[Records from a data collection]
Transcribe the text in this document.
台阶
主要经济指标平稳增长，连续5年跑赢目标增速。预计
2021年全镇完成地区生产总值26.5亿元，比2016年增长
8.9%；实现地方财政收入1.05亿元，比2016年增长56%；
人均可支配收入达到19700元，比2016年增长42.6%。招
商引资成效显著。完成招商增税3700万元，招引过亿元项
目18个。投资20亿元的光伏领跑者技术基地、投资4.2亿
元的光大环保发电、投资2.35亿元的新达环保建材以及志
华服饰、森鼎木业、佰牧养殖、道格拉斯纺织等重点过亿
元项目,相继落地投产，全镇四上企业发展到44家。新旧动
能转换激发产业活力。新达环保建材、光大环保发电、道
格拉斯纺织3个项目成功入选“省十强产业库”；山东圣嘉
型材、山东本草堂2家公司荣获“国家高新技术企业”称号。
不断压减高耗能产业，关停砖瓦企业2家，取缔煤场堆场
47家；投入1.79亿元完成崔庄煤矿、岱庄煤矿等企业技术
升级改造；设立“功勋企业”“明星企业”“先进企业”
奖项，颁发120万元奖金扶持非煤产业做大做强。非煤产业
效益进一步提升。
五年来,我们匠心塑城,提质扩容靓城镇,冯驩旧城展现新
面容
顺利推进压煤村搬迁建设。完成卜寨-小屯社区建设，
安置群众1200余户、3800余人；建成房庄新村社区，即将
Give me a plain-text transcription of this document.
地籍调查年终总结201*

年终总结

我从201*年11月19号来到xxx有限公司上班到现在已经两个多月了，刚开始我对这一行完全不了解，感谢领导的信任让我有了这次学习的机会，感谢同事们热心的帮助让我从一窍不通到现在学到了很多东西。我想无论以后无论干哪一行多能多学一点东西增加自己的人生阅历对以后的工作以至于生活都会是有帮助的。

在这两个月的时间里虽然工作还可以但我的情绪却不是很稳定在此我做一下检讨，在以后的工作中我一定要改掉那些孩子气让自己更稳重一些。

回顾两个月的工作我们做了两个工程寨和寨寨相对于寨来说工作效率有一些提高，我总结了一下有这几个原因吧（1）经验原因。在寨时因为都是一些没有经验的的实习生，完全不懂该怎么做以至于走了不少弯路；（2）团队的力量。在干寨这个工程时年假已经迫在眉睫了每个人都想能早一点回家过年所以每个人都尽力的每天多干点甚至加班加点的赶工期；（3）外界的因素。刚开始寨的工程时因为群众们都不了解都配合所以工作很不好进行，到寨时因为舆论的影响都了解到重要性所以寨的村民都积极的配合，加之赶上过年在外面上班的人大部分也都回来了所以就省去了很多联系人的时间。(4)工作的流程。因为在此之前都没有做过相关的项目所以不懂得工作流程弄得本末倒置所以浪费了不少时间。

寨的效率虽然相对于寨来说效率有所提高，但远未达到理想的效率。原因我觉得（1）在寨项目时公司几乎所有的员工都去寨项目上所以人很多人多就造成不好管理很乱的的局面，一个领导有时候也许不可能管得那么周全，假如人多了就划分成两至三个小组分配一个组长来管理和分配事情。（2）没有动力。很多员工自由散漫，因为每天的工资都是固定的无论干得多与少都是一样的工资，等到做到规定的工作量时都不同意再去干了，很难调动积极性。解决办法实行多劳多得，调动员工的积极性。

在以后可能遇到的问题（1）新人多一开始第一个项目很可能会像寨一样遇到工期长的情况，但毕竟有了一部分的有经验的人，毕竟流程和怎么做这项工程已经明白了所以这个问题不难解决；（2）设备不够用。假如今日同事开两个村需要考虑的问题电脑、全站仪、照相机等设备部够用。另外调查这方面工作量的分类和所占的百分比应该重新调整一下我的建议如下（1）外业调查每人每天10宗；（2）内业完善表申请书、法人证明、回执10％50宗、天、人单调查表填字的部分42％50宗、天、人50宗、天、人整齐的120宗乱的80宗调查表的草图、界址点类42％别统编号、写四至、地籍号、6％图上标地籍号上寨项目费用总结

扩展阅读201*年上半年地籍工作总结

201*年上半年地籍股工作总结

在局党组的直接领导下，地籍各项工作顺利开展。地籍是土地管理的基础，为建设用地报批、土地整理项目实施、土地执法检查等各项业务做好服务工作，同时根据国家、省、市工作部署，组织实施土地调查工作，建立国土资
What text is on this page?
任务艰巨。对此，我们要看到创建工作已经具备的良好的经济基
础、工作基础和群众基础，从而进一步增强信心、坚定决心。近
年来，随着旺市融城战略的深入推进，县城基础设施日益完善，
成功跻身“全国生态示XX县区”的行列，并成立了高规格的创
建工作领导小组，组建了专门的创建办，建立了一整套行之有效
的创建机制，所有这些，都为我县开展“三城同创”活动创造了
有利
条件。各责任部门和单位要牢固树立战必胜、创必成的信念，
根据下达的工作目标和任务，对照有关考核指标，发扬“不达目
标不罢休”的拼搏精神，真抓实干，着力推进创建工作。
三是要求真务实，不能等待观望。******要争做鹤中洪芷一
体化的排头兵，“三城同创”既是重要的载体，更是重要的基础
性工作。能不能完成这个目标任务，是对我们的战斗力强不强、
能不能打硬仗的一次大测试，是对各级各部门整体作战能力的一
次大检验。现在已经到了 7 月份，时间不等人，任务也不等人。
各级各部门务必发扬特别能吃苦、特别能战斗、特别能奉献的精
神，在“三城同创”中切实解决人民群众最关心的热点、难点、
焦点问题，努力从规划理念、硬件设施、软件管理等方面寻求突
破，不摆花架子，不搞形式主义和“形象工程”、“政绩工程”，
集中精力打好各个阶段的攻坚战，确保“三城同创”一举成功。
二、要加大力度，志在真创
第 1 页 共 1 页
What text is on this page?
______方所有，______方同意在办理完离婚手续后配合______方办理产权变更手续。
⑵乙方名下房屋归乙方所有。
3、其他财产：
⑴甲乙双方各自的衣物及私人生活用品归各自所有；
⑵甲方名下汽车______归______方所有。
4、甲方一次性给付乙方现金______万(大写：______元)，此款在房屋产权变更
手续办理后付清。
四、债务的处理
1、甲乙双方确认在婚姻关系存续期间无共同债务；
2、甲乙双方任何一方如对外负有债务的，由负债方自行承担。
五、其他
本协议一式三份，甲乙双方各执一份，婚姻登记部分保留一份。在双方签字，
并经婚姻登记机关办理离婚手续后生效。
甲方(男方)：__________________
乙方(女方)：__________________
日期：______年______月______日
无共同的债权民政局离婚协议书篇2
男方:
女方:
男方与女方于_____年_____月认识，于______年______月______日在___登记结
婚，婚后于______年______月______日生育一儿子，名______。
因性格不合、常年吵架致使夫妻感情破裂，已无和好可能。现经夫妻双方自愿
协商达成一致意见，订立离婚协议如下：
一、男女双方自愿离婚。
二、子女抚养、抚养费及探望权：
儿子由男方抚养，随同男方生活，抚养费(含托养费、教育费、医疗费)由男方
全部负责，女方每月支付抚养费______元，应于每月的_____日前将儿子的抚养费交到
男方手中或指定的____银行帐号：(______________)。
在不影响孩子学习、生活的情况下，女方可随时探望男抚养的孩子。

## EXERCISE
Output all of the material exactly as written.

## ANSWER TO THE TASK
Transcribe the text in this document.
台阶
主要经济指标平稳增长，连续5年跑赢目标增速。预计
2021年全镇完成地区生产总值26.5亿元，比2016年增长
8.9%；实现地方财政收入1.05亿元，比2016年增长56%；
人均可支配收入达到19700元，比2016年增长42.6%。招
商引资成效显著。完成招商增税3700万元，招引过亿元项
目18个。投资20亿元的光伏领跑者技术基地、投资4.2亿
元的光大环保发电、投资2.35亿元的新达环保建材以及志
华服饰、森鼎木业、佰牧养殖、道格拉斯纺织等重点过亿
元项目,相继落地投产，全镇四上企业发展到44家。新旧动
能转换激发产业活力。新达环保建材、光大环保发电、道
格拉斯纺织3个项目成功入选“省十强产业库”；山东圣嘉
型材、山东本草堂2家公司荣获“国家高新技术企业”称号。
不断压减高耗能产业，关停砖瓦企业2家，取缔煤场堆场
47家；投入1.79亿元完成崔庄煤矿、岱庄煤矿等企业技术
升级改造；设立“功勋企业”“明星企业”“先进企业”
奖项，颁发120万元奖金扶持非煤产业做大做强。非煤产业
效益进一步提升。
五年来,我们匠心塑城,提质扩容靓城镇,冯驩旧城展现新
面容
顺利推进压煤村搬迁建设。完成卜寨-小屯社区建设，
安置群众1200余户、3800余人；建成房庄新村社区，即将
Give me a plain-text transcription of this document.
地籍调查年终总结201*

年终总结

我从201*年11月19号来到xxx有限公司上班到现在已经两个多月了，刚开始我对这一行完全不了解，感谢领导的信任让我有了这次学习的机会，感谢同事们热心的帮助让我从一窍不通到现在学到了很多东西。我想无论以后无论干哪一行多能多学一点东西增加自己的人生阅历对以后的工作以至于生活都会是有帮助的。

在这两个月的时间里虽然工作还可以但我的情绪却不是很稳定在此我做一下检讨，在以后的工作中我一定要改掉那些孩子气让自己更稳重一些。

回顾两个月的工作我们做了两个工程寨和寨寨相对于寨来说工作效率有一些提高，我总结了一下有这几个原因吧（1）经验原因。在寨时因为都是一些没有经验的的实习生，完全不懂该怎么做以至于走了不少弯路；（2）团队的力量。在干寨这个工程时年假已经迫在眉睫了每个人都想能早一点回家过年所以每个人都尽力的每天多干点甚至加班加点的赶工期；（3）外界的因素。刚开始寨的工程时因为群众们都不了解都配合所以工作很不好进行，到寨时因为舆论的影响都了解到重要性所以寨的村民都积极的配合，加之赶上过年在外面上班的人大部分也都回来了所以就省去了很多联系人的时间。(4)工作的流程。因为在此之前都没有做过相关的项目所以不懂得工作流程弄得本末倒置所以浪费了不少时间。

寨的效率虽然相对于寨来说效率有所提高，但远未达到理想的效率。原因我觉得（1）在寨项目时公司几乎所有的员工都去寨项目上所以人很多人多就造成不好管理很乱的的局面，一个领导有时候也许不可能管得那么周全，假如人多了就划分成两至三个小组分配一个组长来管理和分配事情。（2）没有动力。很多员工自由散漫，因为每天的工资都是固定的无论干得多与少都是一样的工资，等到做到规定的工作量时都不同意再去干了，很难调动积极性。解决办法实行多劳多得，调动员工的积极性。

在以后可能遇到的问题（1）新人多一开始第一个项目很可能会像寨一样遇到工期长的情况，但毕竟有了一部分的有经验的人，毕竟流程和怎么做这项工程已经明白了所以这个问题不难解决；（2）设备不够用。假如今日同事开两个村需要考虑的问题电脑、全站仪、照相机等设备部够用。另外调查这方面工作量的分类和所占的百分比应该重新调整一下我的建议如下（1）外业调查每人每天10宗；（2）内业完善表申请书、法人证明、回执10％50宗、天、人单调查表填字的部分42％50宗、天、人50宗、天、人整齐的120宗乱的80宗调查表的草图、界址点类42％别统编号、写四至、地籍号、6％图上标地籍号上寨项目费用总结

扩展阅读201*年上半年地籍工作总结

201*年上半年地籍股工作总结

在局党组的直接领导下，地籍各项工作顺利开展。地籍是土地管理的基础，为建设用地报批、土地整理项目实施、土地执法检查等各项业务做好服务工作，同时根据国家、省、市工作部署，组织实施土地调查工作，建立国土资
What text is on this page?
任务艰巨。对此，我们要看到创建工作已经具备的良好的经济基
础、工作基础和群众基础，从而进一步增强信心、坚定决心。近
年来，随着旺市融城战略的深入推进，县城基础设施日益完善，
成功跻身“全国生态示XX县区”的行列，并成立了高规格的创
建工作领导小组，组建了专门的创建办，建立了一整套行之有效
的创建机制，所有这些，都为我县开展“三城同创”活动创造了
有利
条件。各责任部门和单位要牢固树立战必胜、创必成的信念，
根据下达的工作目标和任务，对照有关考核指标，发扬“不达目
标不罢休”的拼搏精神，真抓实干，着力推进创建工作。
三是要求真务实，不能等待观望。******要争做鹤中洪芷一
体化的排头兵，“三城同创”既是重要的载体，更是重要的基础
性工作。能不能完成这个目标任务，是对我们的战斗力强不强、
能不能打硬仗的一次大测试，是对各级各部门整体作战能力的一
次大检验。现在已经到了 7 月份，时间不等人，任务也不等人。
各级各部门务必发扬特别能吃苦、特别能战斗、特别能奉献的精
神，在“三城同创”中切实解决人民群众最关心的热点、难点、
焦点问题，努力从规划理念、硬件设施、软件管理等方面寻求突
破，不摆花架子，不搞形式主义和“形象工程”、“政绩工程”，
集中精力打好各个阶段的攻坚战，确保“三城同创”一举成功。
二、要加大力度，志在真创
第 1 页 共 1 页
What text is on this page?
______方所有，______方同意在办理完离婚手续后配合______方办理产权变更手续。
⑵乙方名下房屋归乙方所有。
3、其他财产：
⑴甲乙双方各自的衣物及私人生活用品归各自所有；
⑵甲方名下汽车______归______方所有。
4、甲方一次性给付乙方现金______万(大写：______元)，此款在房屋产权变更
手续办理后付清。
四、债务的处理
1、甲乙双方确认在婚姻关系存续期间无共同债务；
2、甲乙双方任何一方如对外负有债务的，由负债方自行承担。
五、其他
本协议一式三份，甲乙双方各执一份，婚姻登记部分保留一份。在双方签字，
并经婚姻登记机关办理离婚手续后生效。
甲方(男方)：__________________
乙方(女方)：__________________
日期：______年______月______日
无共同的债权民政局离婚协议书篇2
男方:
女方:
男方与女方于_____年_____月认识，于______年______月______日在___登记结
婚，婚后于______年______月______日生育一儿子，名______。
因性格不合、常年吵架致使夫妻感情破裂，已无和好可能。现经夫妻双方自愿
协商达成一致意见，订立离婚协议如下：
一、男女双方自愿离婚。
二、子女抚养、抚养费及探望权：
儿子由男方抚养，随同男方生活，抚养费(含托养费、教育费、医疗费)由男方
全部负责，女方每月支付抚养费______元，应于每月的_____日前将儿子的抚养费交到
男方手中或指定的____银行帐号：(______________)。
在不影响孩子学习、生活的情况下，女方可随时探望男抚养的孩子。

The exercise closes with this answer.